[START OF PROVIDED DATA]
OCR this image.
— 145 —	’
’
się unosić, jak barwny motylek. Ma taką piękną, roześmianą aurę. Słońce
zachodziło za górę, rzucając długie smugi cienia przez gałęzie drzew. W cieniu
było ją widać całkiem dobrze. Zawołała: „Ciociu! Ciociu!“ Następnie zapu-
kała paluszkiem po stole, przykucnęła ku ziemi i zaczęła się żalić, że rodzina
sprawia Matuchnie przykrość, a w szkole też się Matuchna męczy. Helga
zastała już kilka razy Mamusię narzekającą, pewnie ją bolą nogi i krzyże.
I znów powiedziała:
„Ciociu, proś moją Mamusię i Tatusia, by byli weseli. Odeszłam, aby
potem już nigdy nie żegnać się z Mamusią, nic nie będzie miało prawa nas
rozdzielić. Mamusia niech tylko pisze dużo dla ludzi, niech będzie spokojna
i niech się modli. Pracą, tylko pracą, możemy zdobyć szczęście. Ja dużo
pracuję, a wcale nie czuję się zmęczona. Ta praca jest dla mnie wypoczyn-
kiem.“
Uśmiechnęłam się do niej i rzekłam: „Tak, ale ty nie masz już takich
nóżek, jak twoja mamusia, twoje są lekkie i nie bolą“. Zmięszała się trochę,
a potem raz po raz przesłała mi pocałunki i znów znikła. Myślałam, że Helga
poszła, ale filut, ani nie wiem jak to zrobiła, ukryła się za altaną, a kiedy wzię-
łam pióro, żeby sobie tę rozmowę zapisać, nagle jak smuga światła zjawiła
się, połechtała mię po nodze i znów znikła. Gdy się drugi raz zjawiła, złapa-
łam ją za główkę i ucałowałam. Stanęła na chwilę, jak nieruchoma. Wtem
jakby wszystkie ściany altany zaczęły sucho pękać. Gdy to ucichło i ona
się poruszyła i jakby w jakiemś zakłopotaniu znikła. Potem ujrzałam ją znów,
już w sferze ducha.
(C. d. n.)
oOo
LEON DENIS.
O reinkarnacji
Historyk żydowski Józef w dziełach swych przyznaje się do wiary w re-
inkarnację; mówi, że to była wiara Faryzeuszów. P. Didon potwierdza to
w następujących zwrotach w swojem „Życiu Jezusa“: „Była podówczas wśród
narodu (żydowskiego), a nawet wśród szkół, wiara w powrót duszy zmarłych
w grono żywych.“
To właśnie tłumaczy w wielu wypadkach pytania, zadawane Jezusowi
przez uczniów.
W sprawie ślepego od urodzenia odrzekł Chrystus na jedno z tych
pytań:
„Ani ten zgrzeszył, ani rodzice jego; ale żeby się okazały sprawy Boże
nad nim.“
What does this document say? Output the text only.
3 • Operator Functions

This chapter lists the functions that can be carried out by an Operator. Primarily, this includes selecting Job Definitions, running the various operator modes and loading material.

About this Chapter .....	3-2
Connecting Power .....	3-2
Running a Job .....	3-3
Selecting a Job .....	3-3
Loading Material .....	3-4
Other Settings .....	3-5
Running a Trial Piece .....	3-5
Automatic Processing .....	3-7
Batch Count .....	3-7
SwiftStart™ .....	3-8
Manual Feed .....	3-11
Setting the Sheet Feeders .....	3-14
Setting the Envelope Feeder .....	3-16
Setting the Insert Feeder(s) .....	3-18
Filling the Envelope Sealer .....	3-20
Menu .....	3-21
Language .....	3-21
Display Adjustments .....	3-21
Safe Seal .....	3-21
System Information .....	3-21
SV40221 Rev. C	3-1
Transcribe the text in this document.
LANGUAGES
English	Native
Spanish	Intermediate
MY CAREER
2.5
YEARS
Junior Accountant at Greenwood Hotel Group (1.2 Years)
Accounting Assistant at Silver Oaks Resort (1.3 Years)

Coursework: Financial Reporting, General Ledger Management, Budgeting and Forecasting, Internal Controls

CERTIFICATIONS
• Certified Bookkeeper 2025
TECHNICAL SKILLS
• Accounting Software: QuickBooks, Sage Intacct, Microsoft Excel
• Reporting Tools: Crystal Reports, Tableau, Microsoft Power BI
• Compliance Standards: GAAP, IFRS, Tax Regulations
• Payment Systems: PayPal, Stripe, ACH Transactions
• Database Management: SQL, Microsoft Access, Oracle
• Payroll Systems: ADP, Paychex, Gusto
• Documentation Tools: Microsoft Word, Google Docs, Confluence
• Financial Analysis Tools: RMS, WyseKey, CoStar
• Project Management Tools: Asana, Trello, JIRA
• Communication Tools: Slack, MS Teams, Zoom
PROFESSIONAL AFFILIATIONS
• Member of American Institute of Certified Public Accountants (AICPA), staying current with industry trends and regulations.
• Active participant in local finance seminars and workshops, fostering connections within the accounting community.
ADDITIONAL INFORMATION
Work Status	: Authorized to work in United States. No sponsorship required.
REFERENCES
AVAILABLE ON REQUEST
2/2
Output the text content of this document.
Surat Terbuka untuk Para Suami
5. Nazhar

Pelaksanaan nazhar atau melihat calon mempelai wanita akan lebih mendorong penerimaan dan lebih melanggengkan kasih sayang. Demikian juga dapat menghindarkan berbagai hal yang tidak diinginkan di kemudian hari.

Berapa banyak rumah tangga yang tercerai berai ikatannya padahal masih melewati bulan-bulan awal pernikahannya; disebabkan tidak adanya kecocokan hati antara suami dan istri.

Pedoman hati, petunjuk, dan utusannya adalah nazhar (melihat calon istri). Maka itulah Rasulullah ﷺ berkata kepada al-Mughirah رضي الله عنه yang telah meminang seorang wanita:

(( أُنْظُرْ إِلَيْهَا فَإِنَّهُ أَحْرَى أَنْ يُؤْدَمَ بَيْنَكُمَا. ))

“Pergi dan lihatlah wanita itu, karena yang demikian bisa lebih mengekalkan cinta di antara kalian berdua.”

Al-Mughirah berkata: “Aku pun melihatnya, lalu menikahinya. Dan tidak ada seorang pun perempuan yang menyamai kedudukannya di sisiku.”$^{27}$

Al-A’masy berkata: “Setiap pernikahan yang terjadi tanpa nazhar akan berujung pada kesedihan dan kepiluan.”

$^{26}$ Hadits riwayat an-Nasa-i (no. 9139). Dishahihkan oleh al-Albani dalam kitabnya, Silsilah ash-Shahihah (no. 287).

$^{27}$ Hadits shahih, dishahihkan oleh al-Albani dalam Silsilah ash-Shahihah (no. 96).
[END OF PROVIDED DATA]
Which lines contain the word "wiara"? Copy each of them.

inkarnację; mówi, że to była wiara Faryzeuszów. P. Didon potwierdza to
narodu (żydowskiego), a nawet wśród szkół, wiara w powrót duszy zmarłych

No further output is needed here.